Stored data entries
-- start --

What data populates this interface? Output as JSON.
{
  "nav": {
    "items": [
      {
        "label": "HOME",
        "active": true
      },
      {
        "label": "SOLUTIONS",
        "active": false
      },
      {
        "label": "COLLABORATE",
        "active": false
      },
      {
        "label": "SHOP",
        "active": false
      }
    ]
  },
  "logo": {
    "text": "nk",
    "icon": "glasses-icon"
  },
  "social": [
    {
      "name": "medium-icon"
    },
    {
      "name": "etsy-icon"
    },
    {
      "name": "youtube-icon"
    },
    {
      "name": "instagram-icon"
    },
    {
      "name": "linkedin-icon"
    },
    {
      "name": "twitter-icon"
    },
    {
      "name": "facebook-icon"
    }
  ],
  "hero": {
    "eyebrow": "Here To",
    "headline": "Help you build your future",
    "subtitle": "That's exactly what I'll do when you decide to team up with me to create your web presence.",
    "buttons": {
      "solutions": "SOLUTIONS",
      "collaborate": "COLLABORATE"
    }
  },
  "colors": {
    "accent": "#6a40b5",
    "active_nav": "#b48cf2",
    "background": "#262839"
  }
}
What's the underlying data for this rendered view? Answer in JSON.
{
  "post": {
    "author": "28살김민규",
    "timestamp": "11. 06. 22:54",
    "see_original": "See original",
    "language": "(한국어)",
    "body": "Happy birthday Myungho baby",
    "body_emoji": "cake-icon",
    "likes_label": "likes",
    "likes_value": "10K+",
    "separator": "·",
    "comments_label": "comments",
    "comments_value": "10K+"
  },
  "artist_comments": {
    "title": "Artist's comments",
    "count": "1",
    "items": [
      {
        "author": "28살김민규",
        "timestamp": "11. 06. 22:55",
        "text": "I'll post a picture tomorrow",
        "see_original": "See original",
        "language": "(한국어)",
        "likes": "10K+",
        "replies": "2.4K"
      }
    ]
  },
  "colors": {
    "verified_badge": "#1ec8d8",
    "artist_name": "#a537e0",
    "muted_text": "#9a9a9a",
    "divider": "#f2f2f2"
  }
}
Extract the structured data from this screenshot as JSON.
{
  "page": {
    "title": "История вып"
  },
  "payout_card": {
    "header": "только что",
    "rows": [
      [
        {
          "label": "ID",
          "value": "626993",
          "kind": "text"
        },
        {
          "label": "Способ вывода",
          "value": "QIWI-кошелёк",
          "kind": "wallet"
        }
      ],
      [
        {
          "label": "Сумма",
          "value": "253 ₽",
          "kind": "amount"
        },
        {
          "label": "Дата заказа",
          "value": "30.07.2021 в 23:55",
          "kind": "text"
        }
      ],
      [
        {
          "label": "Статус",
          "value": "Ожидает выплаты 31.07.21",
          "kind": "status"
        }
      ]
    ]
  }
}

-- end --

Every line from the one containing "Extract the structured" through the last line must be copied exactly; leave out the rest.

TASK SOLUTION:
Extract the structured data from this screenshot as JSON.
{
  "page": {
    "title": "История вып"
  },
  "payout_card": {
    "header": "только что",
    "rows": [
      [
        {
          "label": "ID",
          "value": "626993",
          "kind": "text"
        },
        {
          "label": "Способ вывода",
          "value": "QIWI-кошелёк",
          "kind": "wallet"
        }
      ],
      [
        {
          "label": "Сумма",
          "value": "253 ₽",
          "kind": "amount"
        },
        {
          "label": "Дата заказа",
          "value": "30.07.2021 в 23:55",
          "kind": "text"
        }
      ],
      [
        {
          "label": "Статус",
          "value": "Ожидает выплаты 31.07.21",
          "kind": "status"
        }
      ]
    ]
  }
}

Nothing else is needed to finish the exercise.